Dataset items
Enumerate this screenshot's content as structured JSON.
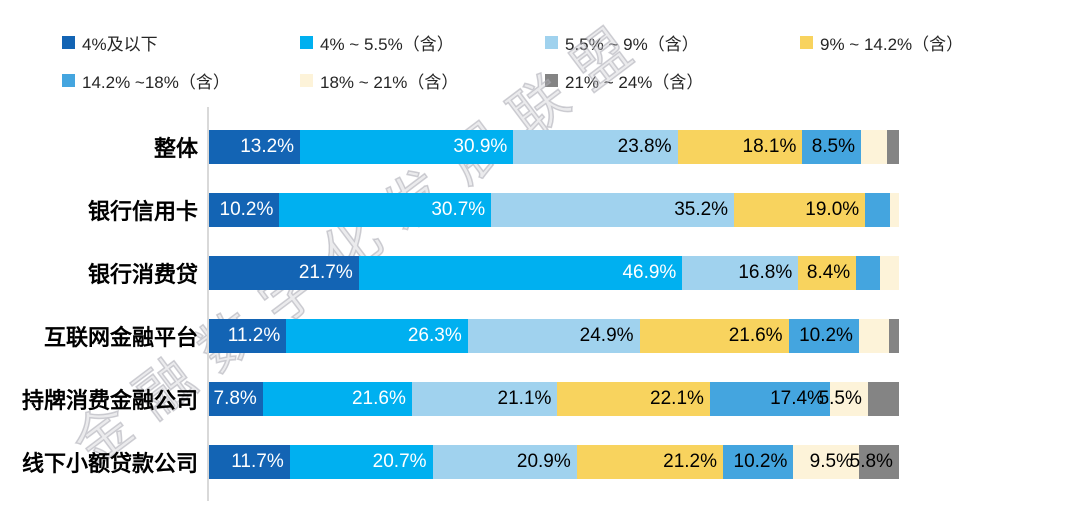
{
  "watermark": {
    "text": "金融数字化发展联盟"
  },
  "chart_data": {
    "type": "bar",
    "orientation": "horizontal_stacked",
    "unit": "%",
    "xlim": [
      0,
      100
    ],
    "grid": false,
    "legend_position": "top",
    "label_threshold_pct": 5,
    "label_format": "one_decimal_percent",
    "series": [
      {
        "name": "4%及以下",
        "color": "#1364B4",
        "text_color": "#FFFFFF"
      },
      {
        "name": "4% ~ 5.5%（含）",
        "color": "#00B0F0",
        "text_color": "#FFFFFF"
      },
      {
        "name": "5.5% ~ 9%（含）",
        "color": "#A0D2EE",
        "text_color": "#000000"
      },
      {
        "name": "9% ~ 14.2%（含）",
        "color": "#F8D35E",
        "text_color": "#000000"
      },
      {
        "name": "14.2% ~18%（含）",
        "color": "#44A5DF",
        "text_color": "#000000"
      },
      {
        "name": "18% ~ 21%（含）",
        "color": "#FDF3D9",
        "text_color": "#000000"
      },
      {
        "name": "21% ~ 24%（含）",
        "color": "#848484",
        "text_color": "#000000"
      }
    ],
    "categories": [
      "整体",
      "银行信用卡",
      "银行消费贷",
      "互联网金融平台",
      "持牌消费金融公司",
      "线下小额贷款公司"
    ],
    "rows": [
      {
        "category": "整体",
        "values": [
          13.2,
          30.9,
          23.8,
          18.1,
          8.5,
          3.7,
          1.8
        ]
      },
      {
        "category": "银行信用卡",
        "values": [
          10.2,
          30.7,
          35.2,
          19.0,
          3.6,
          1.3,
          0
        ]
      },
      {
        "category": "银行消费贷",
        "values": [
          21.7,
          46.9,
          16.8,
          8.4,
          3.4,
          2.8,
          0
        ]
      },
      {
        "category": "互联网金融平台",
        "values": [
          11.2,
          26.3,
          24.9,
          21.6,
          10.2,
          4.3,
          1.5
        ]
      },
      {
        "category": "持牌消费金融公司",
        "values": [
          7.8,
          21.6,
          21.1,
          22.1,
          17.4,
          5.5,
          4.5
        ]
      },
      {
        "category": "线下小额贷款公司",
        "values": [
          11.7,
          20.7,
          20.9,
          21.2,
          10.2,
          9.5,
          5.8
        ]
      }
    ]
  }
}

Requirements: Take the listing and print it again exactly, but without any pictures.

Task output:
Enumerate this screenshot's content as structured JSON.
{
  "watermark": {
    "text": "金融数字化发展联盟"
  },
  "chart_data": {
    "type": "bar",
    "orientation": "horizontal_stacked",
    "unit": "%",
    "xlim": [
      0,
      100
    ],
    "grid": false,
    "legend_position": "top",
    "label_threshold_pct": 5,
    "label_format": "one_decimal_percent",
    "series": [
      {
        "name": "4%及以下",
        "color": "#1364B4",
        "text_color": "#FFFFFF"
      },
      {
        "name": "4% ~ 5.5%（含）",
        "color": "#00B0F0",
        "text_color": "#FFFFFF"
      },
      {
        "name": "5.5% ~ 9%（含）",
        "color": "#A0D2EE",
        "text_color": "#000000"
      },
      {
        "name": "9% ~ 14.2%（含）",
        "color": "#F8D35E",
        "text_color": "#000000"
      },
      {
        "name": "14.2% ~18%（含）",
        "color": "#44A5DF",
        "text_color": "#000000"
      },
      {
        "name": "18% ~ 21%（含）",
        "color": "#FDF3D9",
        "text_color": "#000000"
      },
      {
        "name": "21% ~ 24%（含）",
        "color": "#848484",
        "text_color": "#000000"
      }
    ],
    "categories": [
      "整体",
      "银行信用卡",
      "银行消费贷",
      "互联网金融平台",
      "持牌消费金融公司",
      "线下小额贷款公司"
    ],
    "rows": [
      {
        "category": "整体",
        "values": [
          13.2,
          30.9,
          23.8,
          18.1,
          8.5,
          3.7,
          1.8
        ]
      },
      {
        "category": "银行信用卡",
        "values": [
          10.2,
          30.7,
          35.2,
          19.0,
          3.6,
          1.3,
          0
        ]
      },
      {
        "category": "银行消费贷",
        "values": [
          21.7,
          46.9,
          16.8,
          8.4,
          3.4,
          2.8,
          0
        ]
      },
      {
        "category": "互联网金融平台",
        "values": [
          11.2,
          26.3,
          24.9,
          21.6,
          10.2,
          4.3,
          1.5
        ]
      },
      {
        "category": "持牌消费金融公司",
        "values": [
          7.8,
          21.6,
          21.1,
          22.1,
          17.4,
          5.5,
          4.5
        ]
      },
      {
        "category": "线下小额贷款公司",
        "values": [
          11.7,
          20.7,
          20.9,
          21.2,
          10.2,
          9.5,
          5.8
        ]
      }
    ]
  }
}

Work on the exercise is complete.